--- Task list ---
[a] Could you reproduce the interview transcript about working with communities word for word, from "Nigel:The thing is, as" to "out on contract?"?
[b] Can you pick up the interview transcript about working with communities where it stops and keep it going?

--- Text section ---
Kate Coomber:And if you can be doing that there locally and people aren't having to travel, then you're improving the patient outcomes there. Of course you are, yeah, you know there's, I imagine, a gap between the outcomes, sometimes in very, very remote areas versus what's accessible in a metro area, and it sounds like all of those initiatives that you're talking about get on board Nigel, because it's booked by the sounds of it. Well, now you know that's a huge impact to that community.
Nigel:The thing is, as you say, you can't just walk into a community and start dictating the way things need to be. You know you're doing this wrong. You need to do this because you've got to learn how the community and it's the same here in New Zealand you have to learn how the community and it's the same here in New Zealand. You have to learn about the community before you can be part of that community.
Sam Miklos:How do you do that? How do you do that respectfully, particularly when you're coming in and out on contract?
Nigel:For us personally. I mean, we've been in New Zealand now. This is 21 years now and even now it's still hard to understand the ins and outs of the indigenous side of things. Luckily New Zealand, most of the Maori Iwi, they do things similarly, whereas in Australia because I said in Canada one day when we were there I said why don't we have like a cultural education system where you can learn about the culture and start to engage and try to be more proactive with the, with the population? And the lady I spoke said she was the um, she was the aboriginal liaison officer with the police and she said it's just physically impossible because you've got so many um, so many groups to deal with, so many mods, that you can't. You could do something for one group here and then 20 metres away their customs are totally different.
Kate Coomber:It's not one size fits all. It's interesting because we talk about it in our teams a lot of how do we upskill and prepare people more? But that's a really interesting point.
Nigel:Yes, I think just having a broad knowledge, having some knowledge, is better than no knowledge, but it's about having the right knowledge, if that makes sense I think sometimes, on a less serious note, it's just be genuine, yeah and talk to people, so I use a lot of fun and humor when I'm working.

--- Data extract ---
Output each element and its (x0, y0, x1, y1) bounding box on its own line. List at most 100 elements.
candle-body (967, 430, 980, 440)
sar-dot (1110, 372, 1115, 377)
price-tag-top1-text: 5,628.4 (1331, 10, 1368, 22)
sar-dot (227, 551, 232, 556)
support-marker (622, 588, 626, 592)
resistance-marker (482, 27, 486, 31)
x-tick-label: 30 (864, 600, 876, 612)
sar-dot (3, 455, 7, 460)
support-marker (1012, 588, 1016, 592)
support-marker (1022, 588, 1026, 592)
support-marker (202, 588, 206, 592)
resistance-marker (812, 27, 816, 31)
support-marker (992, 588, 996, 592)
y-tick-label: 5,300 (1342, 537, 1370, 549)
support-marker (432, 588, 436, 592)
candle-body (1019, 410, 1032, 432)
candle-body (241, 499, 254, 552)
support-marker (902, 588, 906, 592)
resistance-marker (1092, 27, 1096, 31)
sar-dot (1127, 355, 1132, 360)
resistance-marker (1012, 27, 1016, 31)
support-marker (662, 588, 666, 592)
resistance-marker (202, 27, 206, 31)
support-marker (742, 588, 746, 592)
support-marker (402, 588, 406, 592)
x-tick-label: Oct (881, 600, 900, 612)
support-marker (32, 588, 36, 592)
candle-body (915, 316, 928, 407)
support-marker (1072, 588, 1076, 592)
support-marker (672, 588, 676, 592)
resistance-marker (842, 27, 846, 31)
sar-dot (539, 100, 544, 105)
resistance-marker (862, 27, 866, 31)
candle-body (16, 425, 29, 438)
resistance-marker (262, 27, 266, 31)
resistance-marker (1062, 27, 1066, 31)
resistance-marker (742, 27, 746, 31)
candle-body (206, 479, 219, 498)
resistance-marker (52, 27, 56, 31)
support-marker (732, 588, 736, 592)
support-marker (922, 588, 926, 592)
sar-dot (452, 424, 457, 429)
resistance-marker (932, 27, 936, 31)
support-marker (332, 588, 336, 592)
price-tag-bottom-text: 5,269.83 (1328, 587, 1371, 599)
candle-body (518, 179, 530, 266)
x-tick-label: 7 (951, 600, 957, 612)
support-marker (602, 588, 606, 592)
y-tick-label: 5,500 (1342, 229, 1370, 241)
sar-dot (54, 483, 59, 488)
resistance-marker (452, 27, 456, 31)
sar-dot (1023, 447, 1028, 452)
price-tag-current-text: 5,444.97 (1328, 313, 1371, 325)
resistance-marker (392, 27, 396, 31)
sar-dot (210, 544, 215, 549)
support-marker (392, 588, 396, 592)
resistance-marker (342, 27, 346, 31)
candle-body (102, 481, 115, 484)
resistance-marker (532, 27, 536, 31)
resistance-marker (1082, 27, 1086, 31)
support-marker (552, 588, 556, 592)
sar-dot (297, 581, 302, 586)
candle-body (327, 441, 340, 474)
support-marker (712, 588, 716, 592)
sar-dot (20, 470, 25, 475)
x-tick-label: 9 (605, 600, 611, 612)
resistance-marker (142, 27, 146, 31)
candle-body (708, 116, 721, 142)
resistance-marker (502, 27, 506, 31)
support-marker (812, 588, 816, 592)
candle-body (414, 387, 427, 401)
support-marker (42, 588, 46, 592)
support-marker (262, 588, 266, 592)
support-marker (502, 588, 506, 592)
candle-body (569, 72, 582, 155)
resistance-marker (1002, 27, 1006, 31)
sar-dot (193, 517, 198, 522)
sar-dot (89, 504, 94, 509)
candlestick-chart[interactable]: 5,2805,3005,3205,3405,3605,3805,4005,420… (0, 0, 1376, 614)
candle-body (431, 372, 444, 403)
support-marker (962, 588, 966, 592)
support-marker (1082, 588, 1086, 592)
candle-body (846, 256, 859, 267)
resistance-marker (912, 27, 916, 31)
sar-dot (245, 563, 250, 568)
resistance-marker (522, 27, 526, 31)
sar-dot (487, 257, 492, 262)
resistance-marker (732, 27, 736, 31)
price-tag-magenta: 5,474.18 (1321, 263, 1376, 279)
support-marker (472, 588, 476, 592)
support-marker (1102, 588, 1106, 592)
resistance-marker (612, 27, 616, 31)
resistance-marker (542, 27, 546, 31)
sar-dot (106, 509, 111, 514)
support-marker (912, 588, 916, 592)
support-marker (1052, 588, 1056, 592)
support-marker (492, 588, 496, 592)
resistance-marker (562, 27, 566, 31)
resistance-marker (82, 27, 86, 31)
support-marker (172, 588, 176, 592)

--- Solved tasks ---
[a]
Nigel:The thing is, as you say, you can't just walk into a community and start dictating the way things need to be. You know you're doing this wrong. You need to do this because you've got to learn how the community and it's the same here in New Zealand you have to learn how the community and it's the same here in New Zealand. You have to learn about the community before you can be part of that community.
Sam Miklos:How do you do that? How do you do that respectfully, particularly when you're coming in and out on contract?

[b]
Helen:It's just and, believe it or not, so does nigel.
Helen:Yeah so we get up to all sorts, and I think it's that genuine thing. So I'll say to someone look, if I do something wrong, tell me, I'll be mortified, and it's genuine and it's lovely. I upset a lady in triage and I didn't. It wasn't anything I'd done wrong. I just said to her she was special to me, she was my first indigenous lady that I'd ever worked with and I says so she'll follow me wherever I go, because I'll remember her. And she just burst into tears. I was like, oh my God, I've made her cry.
Helen:But we had a laugh and a joke and I just went. I'm sorry, I didn't mean to make you cry and I think she was just touched because it was genuine.
Helen:And the other thing that worried me was we're English and I thought is this going to be a bad thing when we're going to these communities because of the lost generation and stuff like that? And you do feel it, but everybody's been absolutely lovely and because there is no filter, I am what I am. They actually appreciate that, and so I do do stuff a little bit outside the norm. So I've arranged for people to get home with the attendance and you know, um, one of the ladies said you should come out back. She said they'd love you. Yeah, because I tell jokes, I'm straight up. I try and pitch it at a level that people will understand. Yeah, because what's clear to one person isn't going to be clear to another absolutely and then that's why, as a nurse, you're their advocate they say stop.
Helen:If you don't understand what they're saying, just ask them to stop and we'll make them to keep saying it till you get what they're actually saying, and that's what we need to bring it sounds like you've.
Kate Coomber:You've really got to have the right intentions when you do this line of work it possibly isn't for everyone, and if you want a bit of autonomy in a large hospital where you don't see the same people twice and on different shifts all the time, you really need to want to immerse yourself in the community. I guess for someone wondering whether this could be the career for them, or could they do this for a couple of years, or could they try it, what advice do you have? Or really, I guess, little nuggets. That's really really critical for them to know and understand.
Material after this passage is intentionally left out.